▸ RECORDED INFORMATION
+++
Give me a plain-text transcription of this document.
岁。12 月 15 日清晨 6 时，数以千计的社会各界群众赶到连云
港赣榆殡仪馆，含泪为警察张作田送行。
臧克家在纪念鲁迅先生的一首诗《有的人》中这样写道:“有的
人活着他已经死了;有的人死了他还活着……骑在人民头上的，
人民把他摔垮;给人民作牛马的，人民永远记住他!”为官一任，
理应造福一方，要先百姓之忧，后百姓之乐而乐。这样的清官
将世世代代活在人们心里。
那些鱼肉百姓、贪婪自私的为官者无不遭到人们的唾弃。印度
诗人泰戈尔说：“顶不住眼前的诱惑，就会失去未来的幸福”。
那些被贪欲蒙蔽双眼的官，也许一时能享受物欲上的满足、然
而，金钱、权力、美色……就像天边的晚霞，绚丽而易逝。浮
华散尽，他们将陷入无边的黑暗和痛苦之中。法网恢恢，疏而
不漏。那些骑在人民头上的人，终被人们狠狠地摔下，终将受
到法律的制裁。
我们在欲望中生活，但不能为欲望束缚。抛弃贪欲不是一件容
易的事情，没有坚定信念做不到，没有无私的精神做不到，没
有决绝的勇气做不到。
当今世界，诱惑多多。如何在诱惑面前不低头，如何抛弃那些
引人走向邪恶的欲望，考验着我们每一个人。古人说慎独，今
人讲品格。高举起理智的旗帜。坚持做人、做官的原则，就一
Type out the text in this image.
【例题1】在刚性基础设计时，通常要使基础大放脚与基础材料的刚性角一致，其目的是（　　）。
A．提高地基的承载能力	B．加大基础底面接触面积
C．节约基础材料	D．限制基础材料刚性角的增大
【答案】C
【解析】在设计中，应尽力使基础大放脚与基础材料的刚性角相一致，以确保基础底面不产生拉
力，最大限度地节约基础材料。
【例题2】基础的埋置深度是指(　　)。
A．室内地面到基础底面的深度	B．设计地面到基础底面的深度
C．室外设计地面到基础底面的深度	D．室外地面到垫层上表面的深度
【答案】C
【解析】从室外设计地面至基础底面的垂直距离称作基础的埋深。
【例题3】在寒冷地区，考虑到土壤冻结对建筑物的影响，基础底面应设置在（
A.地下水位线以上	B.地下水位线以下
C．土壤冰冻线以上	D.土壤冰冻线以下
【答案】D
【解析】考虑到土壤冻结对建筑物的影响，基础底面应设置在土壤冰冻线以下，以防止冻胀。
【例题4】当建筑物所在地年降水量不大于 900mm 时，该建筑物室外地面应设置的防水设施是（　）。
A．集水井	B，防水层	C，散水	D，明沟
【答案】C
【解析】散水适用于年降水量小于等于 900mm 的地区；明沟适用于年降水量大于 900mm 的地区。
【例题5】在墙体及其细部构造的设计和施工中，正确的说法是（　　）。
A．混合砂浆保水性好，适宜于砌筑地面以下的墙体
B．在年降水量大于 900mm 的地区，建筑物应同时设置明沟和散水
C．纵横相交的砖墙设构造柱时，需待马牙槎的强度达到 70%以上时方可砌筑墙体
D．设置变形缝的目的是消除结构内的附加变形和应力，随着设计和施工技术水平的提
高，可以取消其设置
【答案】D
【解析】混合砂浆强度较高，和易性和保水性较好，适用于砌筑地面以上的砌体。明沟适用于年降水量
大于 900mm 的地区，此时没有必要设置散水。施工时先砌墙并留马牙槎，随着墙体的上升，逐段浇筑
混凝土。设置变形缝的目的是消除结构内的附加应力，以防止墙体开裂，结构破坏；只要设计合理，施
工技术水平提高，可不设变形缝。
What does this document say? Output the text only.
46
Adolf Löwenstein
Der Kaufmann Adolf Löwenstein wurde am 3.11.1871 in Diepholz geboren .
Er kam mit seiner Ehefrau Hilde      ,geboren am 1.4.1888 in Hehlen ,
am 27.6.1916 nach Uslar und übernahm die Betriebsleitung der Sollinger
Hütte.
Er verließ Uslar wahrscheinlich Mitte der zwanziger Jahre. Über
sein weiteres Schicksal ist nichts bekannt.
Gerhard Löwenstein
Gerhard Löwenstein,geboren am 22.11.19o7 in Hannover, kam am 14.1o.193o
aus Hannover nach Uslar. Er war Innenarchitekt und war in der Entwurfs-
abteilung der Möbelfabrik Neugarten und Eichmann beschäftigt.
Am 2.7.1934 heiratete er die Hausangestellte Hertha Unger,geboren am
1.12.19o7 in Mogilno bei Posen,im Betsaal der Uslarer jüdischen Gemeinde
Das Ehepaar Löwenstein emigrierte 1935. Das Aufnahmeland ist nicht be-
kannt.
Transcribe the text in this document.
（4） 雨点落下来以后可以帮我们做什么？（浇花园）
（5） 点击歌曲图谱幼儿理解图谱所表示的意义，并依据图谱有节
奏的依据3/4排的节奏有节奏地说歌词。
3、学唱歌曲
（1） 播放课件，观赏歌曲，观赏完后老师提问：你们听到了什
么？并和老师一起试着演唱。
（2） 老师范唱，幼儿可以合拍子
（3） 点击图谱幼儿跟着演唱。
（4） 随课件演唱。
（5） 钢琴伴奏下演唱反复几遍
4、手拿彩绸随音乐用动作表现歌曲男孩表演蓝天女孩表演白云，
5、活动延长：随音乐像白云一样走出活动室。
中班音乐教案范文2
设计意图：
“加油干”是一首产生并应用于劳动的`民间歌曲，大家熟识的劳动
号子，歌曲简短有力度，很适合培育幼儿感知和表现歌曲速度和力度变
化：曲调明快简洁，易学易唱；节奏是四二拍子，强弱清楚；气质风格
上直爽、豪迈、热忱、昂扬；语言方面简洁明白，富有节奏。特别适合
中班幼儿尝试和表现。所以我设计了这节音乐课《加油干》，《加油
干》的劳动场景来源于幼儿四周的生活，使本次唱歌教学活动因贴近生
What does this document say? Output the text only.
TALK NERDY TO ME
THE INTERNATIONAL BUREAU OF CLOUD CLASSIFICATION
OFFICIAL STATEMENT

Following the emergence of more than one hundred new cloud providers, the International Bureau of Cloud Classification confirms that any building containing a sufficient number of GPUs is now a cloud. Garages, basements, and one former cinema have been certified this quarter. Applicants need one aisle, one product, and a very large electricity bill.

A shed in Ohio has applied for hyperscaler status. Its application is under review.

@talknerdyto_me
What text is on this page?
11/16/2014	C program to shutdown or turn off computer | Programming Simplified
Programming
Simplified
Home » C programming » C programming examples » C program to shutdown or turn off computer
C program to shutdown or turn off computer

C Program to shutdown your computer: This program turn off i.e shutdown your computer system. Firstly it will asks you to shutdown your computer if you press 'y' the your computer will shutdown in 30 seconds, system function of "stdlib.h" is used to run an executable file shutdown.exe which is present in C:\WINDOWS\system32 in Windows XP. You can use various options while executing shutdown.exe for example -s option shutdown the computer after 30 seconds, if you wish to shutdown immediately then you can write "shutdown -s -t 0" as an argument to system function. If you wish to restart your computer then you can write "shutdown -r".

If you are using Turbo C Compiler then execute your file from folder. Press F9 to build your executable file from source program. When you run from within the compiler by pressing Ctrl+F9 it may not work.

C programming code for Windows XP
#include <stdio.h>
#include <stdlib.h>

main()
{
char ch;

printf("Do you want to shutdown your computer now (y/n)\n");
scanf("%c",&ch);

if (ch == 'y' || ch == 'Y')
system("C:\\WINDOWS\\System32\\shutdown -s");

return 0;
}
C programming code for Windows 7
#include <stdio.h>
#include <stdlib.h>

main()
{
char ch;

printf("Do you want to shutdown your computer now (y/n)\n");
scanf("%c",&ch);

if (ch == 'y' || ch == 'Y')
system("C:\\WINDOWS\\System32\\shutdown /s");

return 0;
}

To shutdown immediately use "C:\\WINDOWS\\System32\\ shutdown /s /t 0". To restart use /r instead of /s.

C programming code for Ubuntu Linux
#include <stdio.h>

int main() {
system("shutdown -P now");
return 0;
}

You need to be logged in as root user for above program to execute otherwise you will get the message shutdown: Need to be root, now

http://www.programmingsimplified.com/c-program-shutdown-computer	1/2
+++
▸ GIVEN REQUEST
Return all lines containing the word "geboren".

▸ RESULT
Der Kaufmann Adolf Löwenstein wurde am 3.11.1871 in Diepholz geboren .
Er kam mit seiner Ehefrau Hilde      ,geboren am 1.4.1888 in Hehlen ,
Gerhard Löwenstein,geboren am 22.11.19o7 in Hannover, kam am 14.1o.193o
Am 2.7.1934 heiratete er die Hausangestellte Hertha Unger,geboren am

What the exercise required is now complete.